Dataset items

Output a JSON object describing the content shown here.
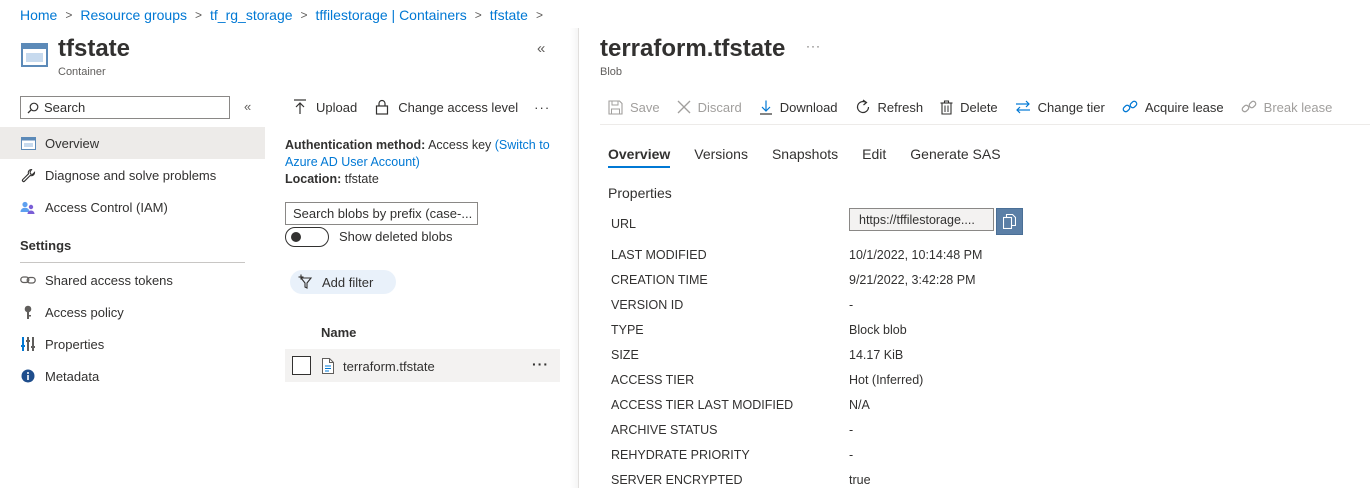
{
  "breadcrumb": [
    "Home",
    "Resource groups",
    "tf_rg_storage",
    "tffilestorage | Containers",
    "tfstate"
  ],
  "container": {
    "title": "tfstate",
    "subtitle": "Container"
  },
  "search": {
    "placeholder": "Search"
  },
  "nav": {
    "items": [
      {
        "label": "Overview",
        "icon": "container-icon",
        "active": true
      },
      {
        "label": "Diagnose and solve problems",
        "icon": "wrench-icon"
      },
      {
        "label": "Access Control (IAM)",
        "icon": "people-icon"
      }
    ],
    "settings_heading": "Settings",
    "settings_items": [
      {
        "label": "Shared access tokens",
        "icon": "link-icon"
      },
      {
        "label": "Access policy",
        "icon": "key-icon"
      },
      {
        "label": "Properties",
        "icon": "sliders-icon"
      },
      {
        "label": "Metadata",
        "icon": "info-icon"
      }
    ]
  },
  "middle": {
    "toolbar": {
      "upload": "Upload",
      "change_access": "Change access level",
      "more": "···"
    },
    "auth_label": "Authentication method:",
    "auth_value": "Access key",
    "auth_link": "(Switch to Azure AD User Account)",
    "location_label": "Location:",
    "location_value": "tfstate",
    "blob_search_placeholder": "Search blobs by prefix (case-...",
    "show_deleted": "Show deleted blobs",
    "add_filter": "Add filter",
    "column_name": "Name",
    "rows": [
      {
        "name": "terraform.tfstate"
      }
    ]
  },
  "blob": {
    "title": "terraform.tfstate",
    "subtitle": "Blob",
    "more": "···",
    "toolbar": {
      "save": "Save",
      "discard": "Discard",
      "download": "Download",
      "refresh": "Refresh",
      "delete": "Delete",
      "change_tier": "Change tier",
      "acquire_lease": "Acquire lease",
      "break_lease": "Break lease"
    },
    "tabs": [
      "Overview",
      "Versions",
      "Snapshots",
      "Edit",
      "Generate SAS"
    ],
    "properties_heading": "Properties",
    "url_label": "URL",
    "url_value": "https://tffilestorage....",
    "properties": [
      {
        "label": "LAST MODIFIED",
        "value": "10/1/2022, 10:14:48 PM"
      },
      {
        "label": "CREATION TIME",
        "value": "9/21/2022, 3:42:28 PM"
      },
      {
        "label": "VERSION ID",
        "value": "-"
      },
      {
        "label": "TYPE",
        "value": "Block blob"
      },
      {
        "label": "SIZE",
        "value": "14.17 KiB"
      },
      {
        "label": "ACCESS TIER",
        "value": "Hot (Inferred)"
      },
      {
        "label": "ACCESS TIER LAST MODIFIED",
        "value": "N/A"
      },
      {
        "label": "ARCHIVE STATUS",
        "value": "-"
      },
      {
        "label": "REHYDRATE PRIORITY",
        "value": "-"
      },
      {
        "label": "SERVER ENCRYPTED",
        "value": "true"
      }
    ]
  },
  "colors": {
    "accent": "#0078d4",
    "nav_active_bg": "#edebe9",
    "copy_button": "#5b7fa6",
    "disabled_text": "#a19f9d"
  }
}
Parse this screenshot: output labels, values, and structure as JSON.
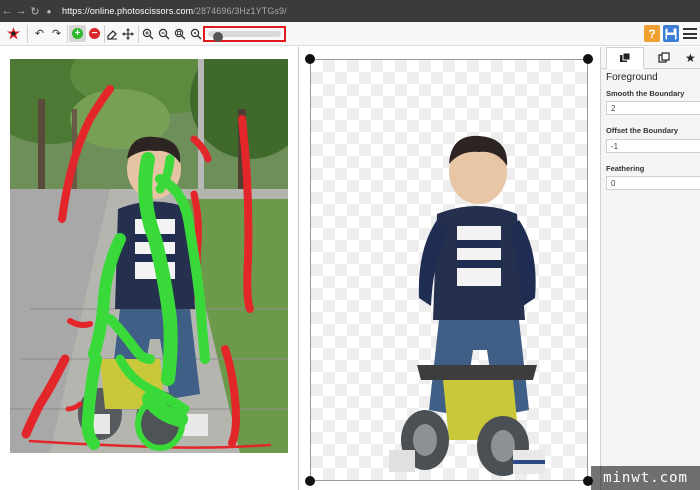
{
  "browser": {
    "back_icon": "arrow-left-icon",
    "forward_icon": "arrow-right-icon",
    "reload_icon": "reload-icon",
    "lock_icon": "lock-icon",
    "url_host": "https://online.photoscissors.com",
    "url_path": "/2874696/3Hz1YTGs9/"
  },
  "toolbar": {
    "logo_icon": "photoscissors-logo-icon",
    "tools": [
      "undo-icon",
      "redo-icon",
      "foreground-marker-icon",
      "background-marker-icon",
      "eraser-icon",
      "move-icon",
      "zoom-in-icon",
      "zoom-out-icon",
      "zoom-fit-icon",
      "zoom-actual-icon"
    ],
    "marker_size_level": 0.05,
    "help_label": "?",
    "accent_fg": "#2eb82e",
    "accent_bg": "#d9262a",
    "highlight": "#e0191b"
  },
  "panel": {
    "tabs": [
      "foreground-tab-icon",
      "background-tab-icon",
      "star-tab-icon"
    ],
    "title": "Foreground",
    "fields": [
      {
        "label": "Smooth the Boundary",
        "value": "2"
      },
      {
        "label": "Offset the Boundary",
        "value": "-1"
      },
      {
        "label": "Feathering",
        "value": "0"
      }
    ]
  },
  "watermark": "minwt.com"
}
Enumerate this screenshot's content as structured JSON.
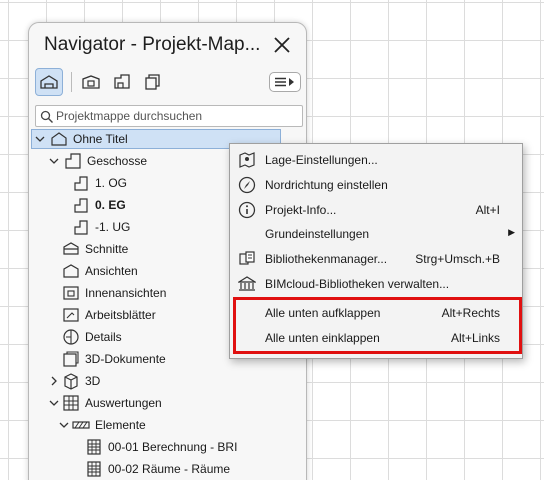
{
  "navigator": {
    "title": "Navigator - Projekt-Map...",
    "search_placeholder": "Projektmappe durchsuchen",
    "tree": {
      "root": "Ohne Titel",
      "geschosse": "Geschosse",
      "stories": [
        "1. OG",
        "0. EG",
        "-1. UG"
      ],
      "schnitte": "Schnitte",
      "ansichten": "Ansichten",
      "innenansichten": "Innenansichten",
      "arbeitsblaetter": "Arbeitsblätter",
      "details": "Details",
      "dokumente3d": "3D-Dokumente",
      "d3": "3D",
      "auswertungen": "Auswertungen",
      "elemente": "Elemente",
      "schedules": [
        "00-01 Berechnung - BRI",
        "00-02 Räume - Räume"
      ]
    }
  },
  "context_menu": {
    "items": [
      {
        "label": "Lage-Einstellungen...",
        "icon": "location-settings-icon"
      },
      {
        "label": "Nordrichtung einstellen",
        "icon": "compass-icon"
      },
      {
        "label": "Projekt-Info...",
        "shortcut": "Alt+I",
        "icon": "info-icon"
      },
      {
        "label": "Grundeinstellungen",
        "has_submenu": true
      },
      {
        "label": "Bibliothekenmanager...",
        "shortcut": "Strg+Umsch.+B",
        "icon": "library-manager-icon"
      },
      {
        "label": "BIMcloud-Bibliotheken verwalten...",
        "icon": "bimcloud-library-icon"
      },
      {
        "label": "Alle unten aufklappen",
        "shortcut": "Alt+Rechts"
      },
      {
        "label": "Alle unten einklappen",
        "shortcut": "Alt+Links"
      }
    ]
  },
  "colors": {
    "selection": "#cfe1f5",
    "highlight": "#e01010",
    "grid": "#dcdcdc"
  }
}
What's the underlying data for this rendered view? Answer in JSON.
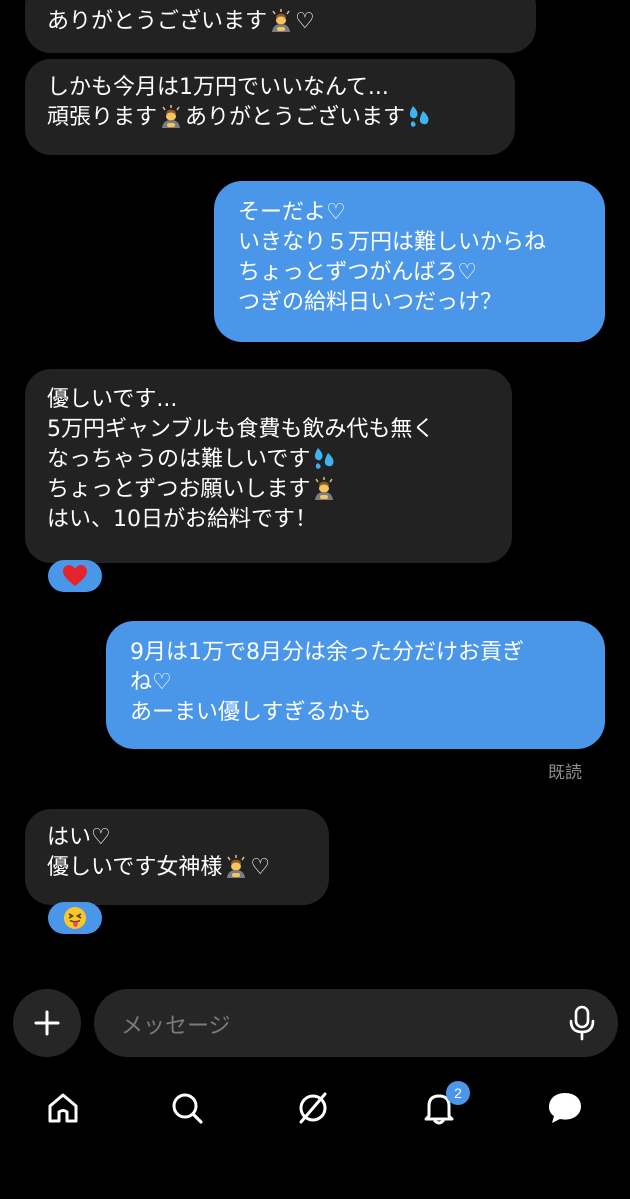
{
  "messages": [
    {
      "side": "in",
      "lines": [
        "ありがとうございます",
        "♡"
      ]
    },
    {
      "side": "in",
      "lines": [
        "しかも今月は1万円でいいなんて...",
        "頑張ります",
        "ありがとうございます"
      ]
    },
    {
      "side": "out",
      "lines": [
        "そーだよ♡",
        "いきなり５万円は難しいからね",
        "ちょっとずつがんばろ♡",
        "つぎの給料日いつだっけ？"
      ]
    },
    {
      "side": "in",
      "lines": [
        "優しいです...",
        "5万円ギャンブルも食費も飲み代も無く",
        "なっちゃうのは難しいです",
        "ちょっとずつお願いします",
        "はい、10日がお給料です！"
      ],
      "reaction": "heart"
    },
    {
      "side": "out",
      "lines": [
        "9月は1万で8月分は余った分だけお貢ぎ",
        "ね♡",
        "あーまい優しすぎるかも"
      ],
      "status": "既読"
    },
    {
      "side": "in",
      "lines": [
        "はい♡",
        "優しいです女神様",
        "♡"
      ],
      "reaction": "tongue-face"
    }
  ],
  "composer": {
    "placeholder": "メッセージ",
    "plus_icon": "plus-icon",
    "mic_icon": "microphone-icon"
  },
  "nav": {
    "items": [
      {
        "icon": "home-icon"
      },
      {
        "icon": "search-icon"
      },
      {
        "icon": "explore-icon"
      },
      {
        "icon": "bell-icon",
        "badge": "2"
      },
      {
        "icon": "chat-bubble-icon"
      }
    ]
  },
  "colors": {
    "outgoing_bubble": "#4a97e9",
    "incoming_bubble": "#222222",
    "background": "#000000"
  }
}
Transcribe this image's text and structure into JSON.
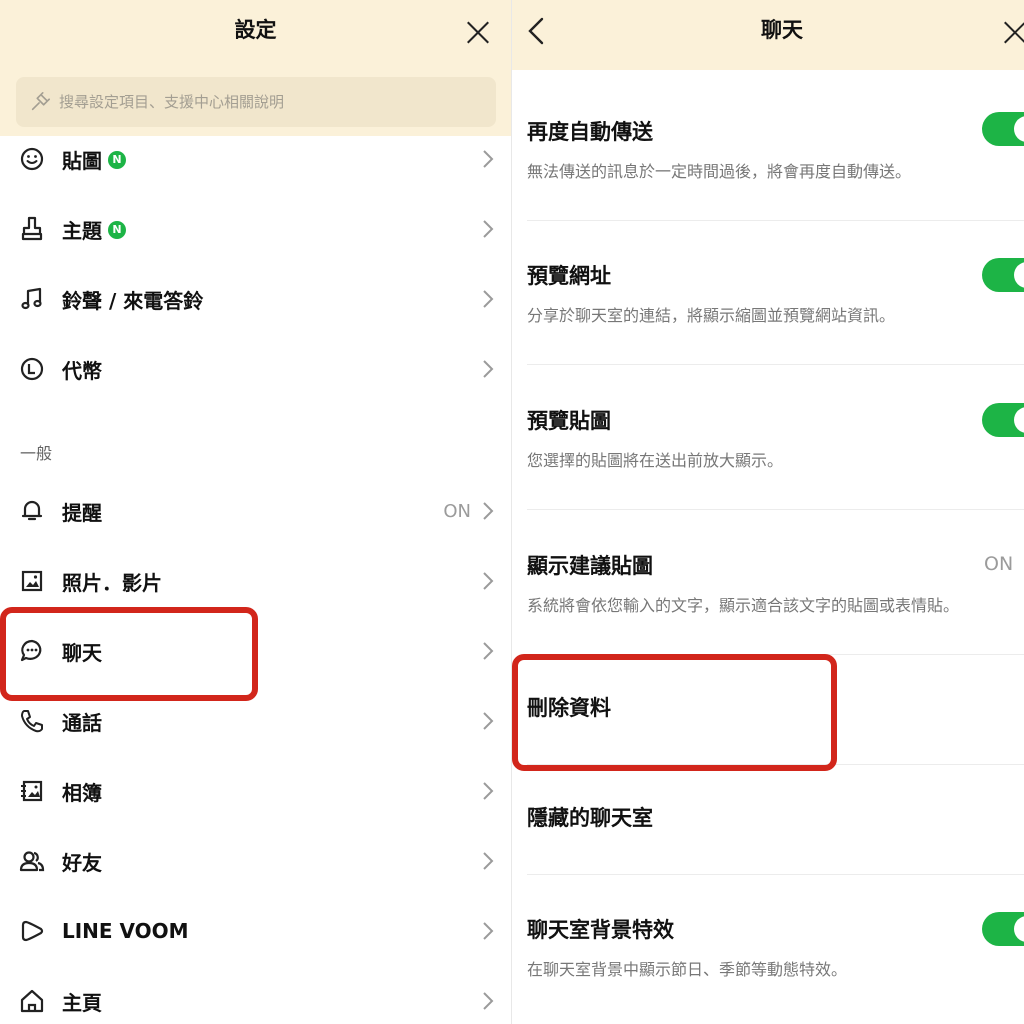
{
  "left": {
    "title": "設定",
    "search": {
      "placeholder": "搜尋設定項目、支援中心相關說明"
    },
    "items": [
      {
        "label": "貼圖",
        "badge": "N"
      },
      {
        "label": "主題",
        "badge": "N"
      },
      {
        "label": "鈴聲 / 來電答鈴"
      },
      {
        "label": "代幣"
      },
      {
        "label": "提醒",
        "value": "ON"
      },
      {
        "label": "照片．影片"
      },
      {
        "label": "聊天"
      },
      {
        "label": "通話"
      },
      {
        "label": "相簿"
      },
      {
        "label": "好友"
      },
      {
        "label": "LINE VOOM"
      },
      {
        "label": "主頁"
      }
    ],
    "section_general": "一般"
  },
  "right": {
    "title": "聊天",
    "settings": [
      {
        "title": "再度自動傳送",
        "desc": "無法傳送的訊息於一定時間過後，將會再度自動傳送。",
        "toggle": "on"
      },
      {
        "title": "預覽網址",
        "desc": "分享於聊天室的連結，將顯示縮圖並預覽網站資訊。",
        "toggle": "on"
      },
      {
        "title": "預覽貼圖",
        "desc": "您選擇的貼圖將在送出前放大顯示。",
        "toggle": "on"
      },
      {
        "title": "顯示建議貼圖",
        "desc": "系統將會依您輸入的文字，顯示適合該文字的貼圖或表情貼。",
        "value": "ON"
      },
      {
        "title": "刪除資料"
      },
      {
        "title": "隱藏的聊天室"
      },
      {
        "title": "聊天室背景特效",
        "desc": "在聊天室背景中顯示節日、季節等動態特效。",
        "toggle": "on"
      }
    ]
  },
  "colors": {
    "accent_green": "#1db446",
    "header_bg": "#fbf1d9",
    "highlight_red": "#d2261b"
  }
}
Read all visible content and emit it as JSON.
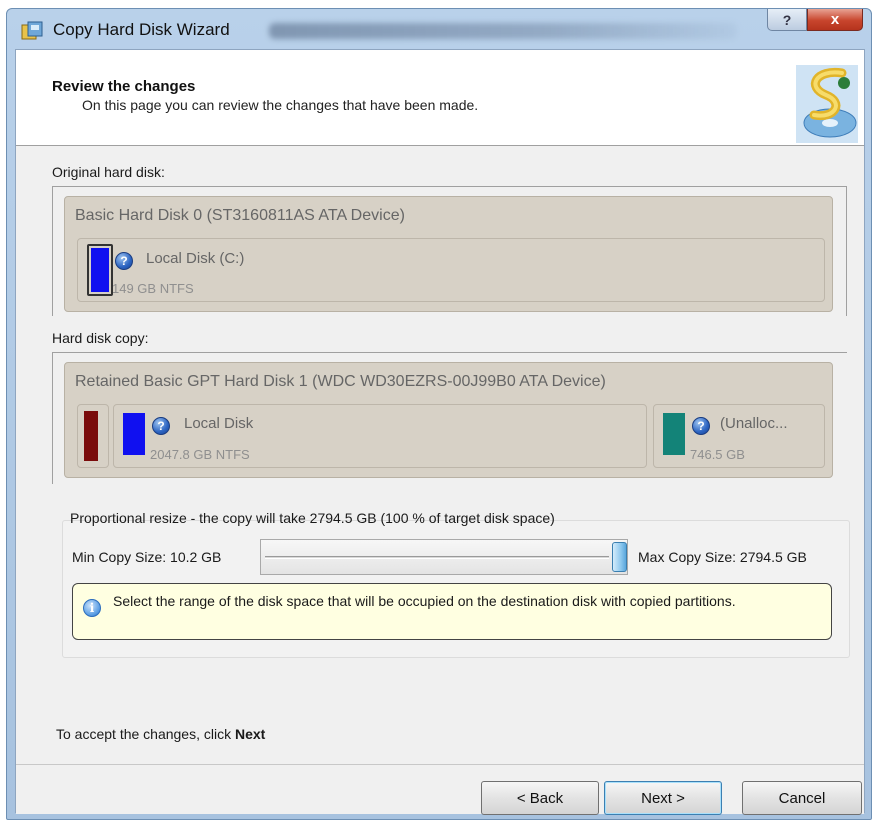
{
  "window": {
    "title": "Copy Hard Disk Wizard",
    "help_label": "?",
    "close_label": "x"
  },
  "header": {
    "title": "Review the changes",
    "subtitle": "On this page you can review the changes that have been made."
  },
  "original": {
    "section_label": "Original hard disk:",
    "disk_title": "Basic Hard Disk 0 (ST3160811AS ATA Device)",
    "partitions": [
      {
        "name": "Local Disk (C:)",
        "size": "149 GB NTFS",
        "color": "#1010f0"
      }
    ]
  },
  "copy": {
    "section_label": "Hard disk copy:",
    "disk_title": "Retained Basic GPT Hard Disk 1 (WDC WD30EZRS-00J99B0 ATA Device)",
    "partitions": [
      {
        "name": "",
        "size": "",
        "color": "#7a0b0b"
      },
      {
        "name": "Local Disk",
        "size": "2047.8 GB NTFS",
        "color": "#1010f0"
      },
      {
        "name": "(Unalloc...",
        "size": "746.5 GB",
        "color": "#138378"
      }
    ]
  },
  "resize": {
    "description": "Proportional resize - the copy will take 2794.5 GB (100 % of target disk space)",
    "min_label": "Min Copy Size:  10.2 GB",
    "max_label": "Max Copy Size:  2794.5 GB",
    "slider_fraction": 1.0,
    "info": "Select the range of the disk space that will be occupied on the destination disk with copied partitions."
  },
  "footer": {
    "accept_prefix": "To accept the changes, click ",
    "accept_action": "Next"
  },
  "buttons": {
    "back": "< Back",
    "next": "Next >",
    "cancel": "Cancel"
  }
}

(Objective) Scan the material line by line and report each one that contains "arrow".

(Exercise output)
    "back_icon": "arrow-left-icon",
    "forward_icon": "arrow-right-icon",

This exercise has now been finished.